*THE TASK*. Look for the string "detached" in every line, and copy each line that has it.

*MATERIALS PROVIDED*.

=-=-=-=-=

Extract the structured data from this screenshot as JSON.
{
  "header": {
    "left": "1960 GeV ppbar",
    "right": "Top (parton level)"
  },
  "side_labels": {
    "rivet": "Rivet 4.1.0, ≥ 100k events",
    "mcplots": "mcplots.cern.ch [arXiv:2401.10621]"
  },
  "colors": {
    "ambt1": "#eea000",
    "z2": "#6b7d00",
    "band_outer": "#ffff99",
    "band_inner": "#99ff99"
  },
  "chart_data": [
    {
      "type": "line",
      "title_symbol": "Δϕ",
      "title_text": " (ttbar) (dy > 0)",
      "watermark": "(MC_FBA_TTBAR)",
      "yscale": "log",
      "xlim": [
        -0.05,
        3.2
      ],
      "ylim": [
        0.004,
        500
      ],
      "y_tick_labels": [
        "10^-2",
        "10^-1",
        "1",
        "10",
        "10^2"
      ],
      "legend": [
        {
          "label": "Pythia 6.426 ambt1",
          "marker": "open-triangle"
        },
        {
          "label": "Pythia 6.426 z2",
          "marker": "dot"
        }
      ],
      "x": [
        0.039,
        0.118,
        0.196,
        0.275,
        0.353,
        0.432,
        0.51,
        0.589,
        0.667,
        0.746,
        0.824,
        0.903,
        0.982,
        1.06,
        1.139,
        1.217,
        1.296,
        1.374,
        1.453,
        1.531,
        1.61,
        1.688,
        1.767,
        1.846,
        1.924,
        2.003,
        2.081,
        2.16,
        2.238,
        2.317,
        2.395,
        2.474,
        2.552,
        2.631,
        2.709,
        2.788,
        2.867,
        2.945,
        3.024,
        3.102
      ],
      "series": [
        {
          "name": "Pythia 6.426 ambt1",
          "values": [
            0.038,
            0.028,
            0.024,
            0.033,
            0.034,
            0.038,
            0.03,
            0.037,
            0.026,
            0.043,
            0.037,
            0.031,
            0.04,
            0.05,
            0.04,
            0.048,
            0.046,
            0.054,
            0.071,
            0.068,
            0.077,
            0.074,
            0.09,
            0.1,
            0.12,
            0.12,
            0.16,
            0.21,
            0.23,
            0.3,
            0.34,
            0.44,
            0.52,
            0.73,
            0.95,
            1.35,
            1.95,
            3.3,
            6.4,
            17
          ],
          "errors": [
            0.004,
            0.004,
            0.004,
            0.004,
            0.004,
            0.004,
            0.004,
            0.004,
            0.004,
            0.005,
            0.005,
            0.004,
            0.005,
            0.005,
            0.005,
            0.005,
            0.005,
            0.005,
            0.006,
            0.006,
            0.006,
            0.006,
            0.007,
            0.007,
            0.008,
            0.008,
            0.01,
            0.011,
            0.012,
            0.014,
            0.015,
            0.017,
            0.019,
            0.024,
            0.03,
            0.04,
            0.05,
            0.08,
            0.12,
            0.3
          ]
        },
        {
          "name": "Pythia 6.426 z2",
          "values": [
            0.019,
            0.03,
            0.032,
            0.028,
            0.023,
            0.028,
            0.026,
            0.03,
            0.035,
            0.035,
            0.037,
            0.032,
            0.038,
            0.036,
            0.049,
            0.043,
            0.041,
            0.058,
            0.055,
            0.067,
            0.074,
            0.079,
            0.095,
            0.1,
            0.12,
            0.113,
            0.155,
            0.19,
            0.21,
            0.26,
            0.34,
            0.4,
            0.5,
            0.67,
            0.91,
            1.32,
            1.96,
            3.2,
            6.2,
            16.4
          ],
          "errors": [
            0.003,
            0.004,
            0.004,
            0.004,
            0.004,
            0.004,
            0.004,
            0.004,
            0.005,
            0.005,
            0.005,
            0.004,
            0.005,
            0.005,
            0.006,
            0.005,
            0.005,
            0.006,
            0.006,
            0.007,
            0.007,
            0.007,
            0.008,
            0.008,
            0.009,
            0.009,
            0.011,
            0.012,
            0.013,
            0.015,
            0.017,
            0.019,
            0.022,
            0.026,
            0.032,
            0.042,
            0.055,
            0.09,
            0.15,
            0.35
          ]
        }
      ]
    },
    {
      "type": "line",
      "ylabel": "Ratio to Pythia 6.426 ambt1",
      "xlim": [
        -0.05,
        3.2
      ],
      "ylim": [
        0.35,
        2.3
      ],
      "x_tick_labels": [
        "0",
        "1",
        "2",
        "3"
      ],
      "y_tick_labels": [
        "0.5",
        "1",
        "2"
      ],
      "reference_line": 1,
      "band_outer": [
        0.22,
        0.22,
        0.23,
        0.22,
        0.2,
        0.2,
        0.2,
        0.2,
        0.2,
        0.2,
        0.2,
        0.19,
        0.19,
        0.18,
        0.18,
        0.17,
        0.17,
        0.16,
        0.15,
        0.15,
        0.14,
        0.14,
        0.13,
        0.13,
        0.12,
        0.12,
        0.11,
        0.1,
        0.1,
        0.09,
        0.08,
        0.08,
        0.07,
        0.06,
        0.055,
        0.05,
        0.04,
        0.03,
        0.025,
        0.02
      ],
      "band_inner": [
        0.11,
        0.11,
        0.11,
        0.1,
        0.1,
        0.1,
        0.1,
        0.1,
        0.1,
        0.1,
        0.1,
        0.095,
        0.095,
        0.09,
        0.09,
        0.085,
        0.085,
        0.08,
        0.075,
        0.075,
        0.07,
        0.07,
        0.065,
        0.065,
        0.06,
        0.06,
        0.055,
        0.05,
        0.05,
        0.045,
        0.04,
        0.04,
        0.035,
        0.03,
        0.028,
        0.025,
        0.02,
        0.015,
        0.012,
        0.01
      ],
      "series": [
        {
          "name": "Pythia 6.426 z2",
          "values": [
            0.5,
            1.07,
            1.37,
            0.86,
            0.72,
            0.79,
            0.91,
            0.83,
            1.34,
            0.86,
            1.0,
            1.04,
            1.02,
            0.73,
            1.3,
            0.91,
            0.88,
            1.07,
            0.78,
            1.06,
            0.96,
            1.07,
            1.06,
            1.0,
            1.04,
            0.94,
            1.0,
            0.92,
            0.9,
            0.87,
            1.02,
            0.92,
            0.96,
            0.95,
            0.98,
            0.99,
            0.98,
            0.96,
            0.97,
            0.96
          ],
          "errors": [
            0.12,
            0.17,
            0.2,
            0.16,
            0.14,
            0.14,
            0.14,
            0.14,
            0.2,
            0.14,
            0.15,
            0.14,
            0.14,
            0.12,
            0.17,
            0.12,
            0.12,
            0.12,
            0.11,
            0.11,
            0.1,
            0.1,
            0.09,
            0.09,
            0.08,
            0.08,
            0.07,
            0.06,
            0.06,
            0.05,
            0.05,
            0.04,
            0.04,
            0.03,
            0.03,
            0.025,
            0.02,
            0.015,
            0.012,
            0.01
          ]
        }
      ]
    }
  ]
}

=-=-=-=-=

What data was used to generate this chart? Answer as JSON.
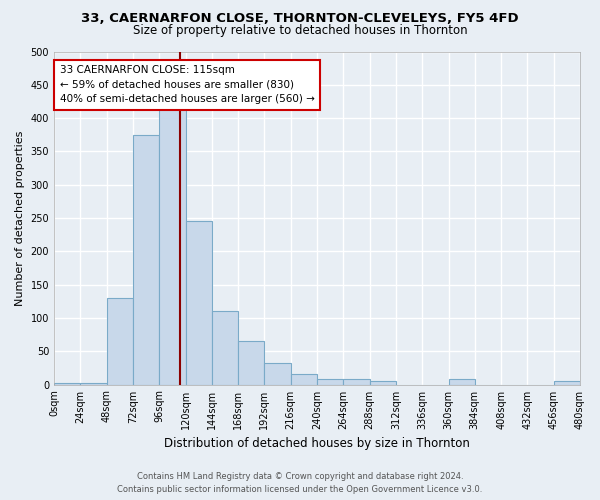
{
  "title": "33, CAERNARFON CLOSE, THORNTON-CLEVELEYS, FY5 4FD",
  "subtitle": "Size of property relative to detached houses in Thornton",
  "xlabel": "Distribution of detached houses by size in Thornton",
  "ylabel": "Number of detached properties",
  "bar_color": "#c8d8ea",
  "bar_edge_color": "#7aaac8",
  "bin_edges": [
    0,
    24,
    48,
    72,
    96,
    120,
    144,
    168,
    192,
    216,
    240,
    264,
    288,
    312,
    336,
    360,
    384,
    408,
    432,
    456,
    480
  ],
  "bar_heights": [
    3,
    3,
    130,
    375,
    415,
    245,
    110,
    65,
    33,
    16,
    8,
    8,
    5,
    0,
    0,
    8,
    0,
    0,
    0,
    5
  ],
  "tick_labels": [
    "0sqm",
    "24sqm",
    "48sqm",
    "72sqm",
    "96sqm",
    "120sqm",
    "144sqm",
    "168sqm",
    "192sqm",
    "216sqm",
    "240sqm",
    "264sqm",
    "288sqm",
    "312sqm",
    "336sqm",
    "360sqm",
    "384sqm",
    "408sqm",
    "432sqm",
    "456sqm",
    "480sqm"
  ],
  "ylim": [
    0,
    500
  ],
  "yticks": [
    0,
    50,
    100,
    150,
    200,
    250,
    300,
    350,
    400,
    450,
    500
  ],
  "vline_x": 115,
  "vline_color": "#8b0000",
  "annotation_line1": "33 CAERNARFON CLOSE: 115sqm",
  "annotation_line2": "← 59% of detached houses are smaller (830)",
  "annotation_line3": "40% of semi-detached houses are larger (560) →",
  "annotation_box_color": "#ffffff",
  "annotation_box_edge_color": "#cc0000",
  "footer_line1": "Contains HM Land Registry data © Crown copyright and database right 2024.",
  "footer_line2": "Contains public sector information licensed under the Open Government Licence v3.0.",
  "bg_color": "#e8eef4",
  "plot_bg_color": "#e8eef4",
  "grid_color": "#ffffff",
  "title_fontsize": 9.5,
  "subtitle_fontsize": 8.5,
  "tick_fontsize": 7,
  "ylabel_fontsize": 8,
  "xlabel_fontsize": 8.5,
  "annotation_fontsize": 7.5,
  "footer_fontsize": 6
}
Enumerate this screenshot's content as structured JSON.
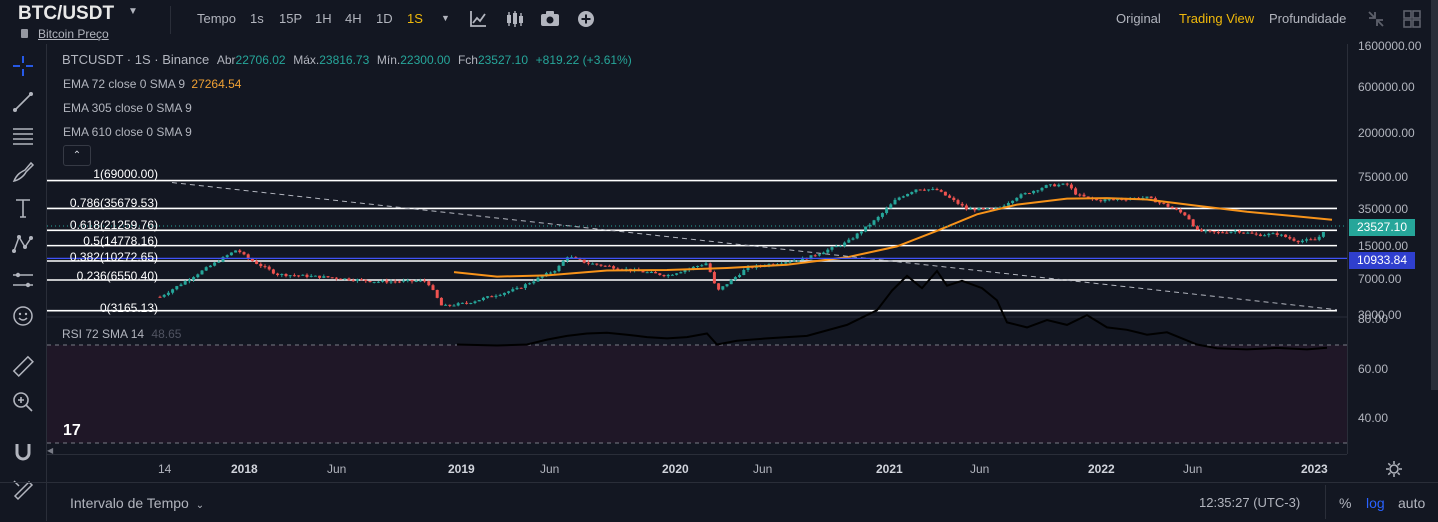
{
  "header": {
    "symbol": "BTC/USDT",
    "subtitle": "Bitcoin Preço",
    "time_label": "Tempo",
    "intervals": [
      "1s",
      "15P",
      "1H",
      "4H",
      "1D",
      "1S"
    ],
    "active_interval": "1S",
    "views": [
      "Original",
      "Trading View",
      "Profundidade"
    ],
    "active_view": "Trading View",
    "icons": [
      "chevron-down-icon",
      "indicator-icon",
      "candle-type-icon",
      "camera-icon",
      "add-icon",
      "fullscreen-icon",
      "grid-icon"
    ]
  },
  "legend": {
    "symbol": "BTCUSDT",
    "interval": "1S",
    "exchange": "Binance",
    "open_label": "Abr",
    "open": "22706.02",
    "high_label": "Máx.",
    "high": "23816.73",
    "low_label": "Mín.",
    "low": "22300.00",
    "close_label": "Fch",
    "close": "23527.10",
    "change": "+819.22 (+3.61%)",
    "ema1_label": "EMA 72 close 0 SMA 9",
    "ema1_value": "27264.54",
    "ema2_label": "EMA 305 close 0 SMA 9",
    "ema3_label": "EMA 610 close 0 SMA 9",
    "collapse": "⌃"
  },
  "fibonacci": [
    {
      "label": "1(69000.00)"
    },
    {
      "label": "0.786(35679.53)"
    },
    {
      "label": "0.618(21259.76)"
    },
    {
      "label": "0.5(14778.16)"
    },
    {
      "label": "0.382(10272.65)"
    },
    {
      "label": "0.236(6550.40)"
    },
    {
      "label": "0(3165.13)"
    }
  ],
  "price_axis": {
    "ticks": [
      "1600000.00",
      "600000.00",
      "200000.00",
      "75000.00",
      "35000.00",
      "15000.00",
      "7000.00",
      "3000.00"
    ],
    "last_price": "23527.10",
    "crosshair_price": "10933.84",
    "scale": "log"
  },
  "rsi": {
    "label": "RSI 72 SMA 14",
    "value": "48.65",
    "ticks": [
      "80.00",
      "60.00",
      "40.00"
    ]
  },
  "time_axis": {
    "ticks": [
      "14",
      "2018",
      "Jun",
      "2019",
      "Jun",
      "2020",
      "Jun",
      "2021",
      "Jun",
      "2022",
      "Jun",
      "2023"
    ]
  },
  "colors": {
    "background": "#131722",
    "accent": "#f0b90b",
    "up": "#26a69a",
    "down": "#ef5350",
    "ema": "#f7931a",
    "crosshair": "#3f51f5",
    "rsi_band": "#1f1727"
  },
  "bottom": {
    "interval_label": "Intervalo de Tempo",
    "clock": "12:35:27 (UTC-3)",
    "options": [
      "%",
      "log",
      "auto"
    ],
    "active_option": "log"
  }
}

=-=-=-=-=

*WORKED SOLUTION*.
  "subtitle": "Size of property relative to detached houses in Thornton",
  "xlabel": "Distribution of detached houses by size in Thornton",
  "ylabel": "Number of detached properties",
  "annotation_line2": "← 59% of detached houses are smaller (830)",
  "annotation_line3": "40% of semi-detached houses are larger (560) →",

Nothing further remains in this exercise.